# Job 1
Translate this sentence from the etiquette article into Spanish: "The forgotten art of manners is making a comeback."
# Job 2
Please extend the article on modern manners with a few sentences that pick up after its final line.

A lesson in modern manners: ‘People think etiquette is all knives and forks, but it’s so much more’

Etiquette is not about rules and formalities, but about treating people how you would want your grandparents to be treated, expert Patricia Maybury explains to Emer Harrington over a spot of brunch
A lesson in modern manners: ‘People think etiquette is all knives and forks, but it’s so much more’

Patricia Maybury guides Emer Harrington through the etiquette of taking tea during a relaxed and refined moment in her Cork home. Picture: Chani Anderson

In this age of texting at the dinner table and ghosting after first dates, are good manners becoming extinct? I wasn’t sure, so I went for a crash course in modern manners with etiquette expert, Patricia Maybury.

For my generation, the rules of formal dining and polite society were not a priority. Although I’d be the first to remind my child about manners, I could probably brush up on my own.

When I arrive for brunch at Patricia’s home, in West Cork, I’m nervous about making a mistake. But Patricia greets me warmly and is quick to reassure me that etiquette isn’t about rules and formality, it’s about kindness and respect. “Just treat others as you’d like your grandparents to be treated: With respect and civility,” Patricia says.

Patricia’s interest in manners and customer service comes from her late mother, Marie, a baker and wedding-cake decorator. “Mom was gifted with everything that she did. So it’s a wonderful legacy to inherit,” she says.

Her parents owned a butcher shop in Macroom, and instilled in Patricia the value of respect. “When we’d come in from school, Daddy and Mammy would say, ‘Always say hello to the customers,’” she says.

With the support of her husband and children, Patricia turned her passion into a business and founded The Etiquette Suite. She has studied with a number of etiquette schools, including the Emma Dupont School of Etiquette in London, and with social-media creator William Hanson, who shares etiquette lessons with his 2.3m followers on TikTok. The forgotten art of manners is making a comeback.

# Data records
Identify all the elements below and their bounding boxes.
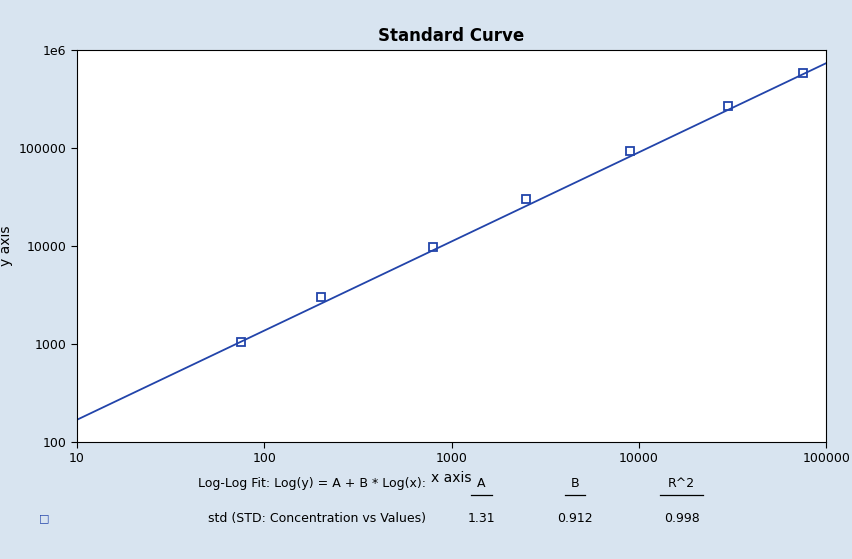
Text: □: □ xyxy=(39,514,49,524)
Text: A: A xyxy=(477,477,486,490)
Text: std (STD: Concentration vs Values): std (STD: Concentration vs Values) xyxy=(208,512,426,525)
Title: Standard Curve: Standard Curve xyxy=(378,27,525,45)
Text: B: B xyxy=(571,477,579,490)
Text: Log-Log Fit: Log(y) = A + B * Log(x):: Log-Log Fit: Log(y) = A + B * Log(x): xyxy=(198,477,426,490)
Text: 0.998: 0.998 xyxy=(664,512,699,525)
Y-axis label: y axis: y axis xyxy=(0,226,13,266)
Text: R^2: R^2 xyxy=(668,477,695,490)
Text: 0.912: 0.912 xyxy=(557,512,593,525)
X-axis label: x axis: x axis xyxy=(431,471,472,485)
Text: 1.31: 1.31 xyxy=(468,512,495,525)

# Exercise result 1
El arte olvidado de los buenos modales está volviendo.

# Exercise result 2
Some might find the idea of etiquette outdated, but Patricia disagrees. “If you think etiquette is fuddy-duddy or way past, then you’re missing the point. Because to show respect, respect for those you’re dining with, respect at the office, respect to those who you engage with on a daily basis, this is just all etiquette brought up to modern times.” 

Patricia has taught etiquette night classes in Cork College of Commerce, and holds workshops for individuals, community groups, and schools. Her mission is to educate people about the importance of good manners.

“People think etiquette is all knives and forks, but it’s so much more,” she says. Even hen parties are coming to Patricia for lessons: “Not everyone wants the miniskirts and the Stetson hats.”

In Patricia’s sunny dining room, the table is beautifully set. She shows me some of the tableware she has collected over the years, from charity shops and family holidays abroad.

“Another person might be mortified to say, ‘I bought the olive dish for €3 in the charity shop in Clonakilty,’ but that’s doing my bit for sustainability.”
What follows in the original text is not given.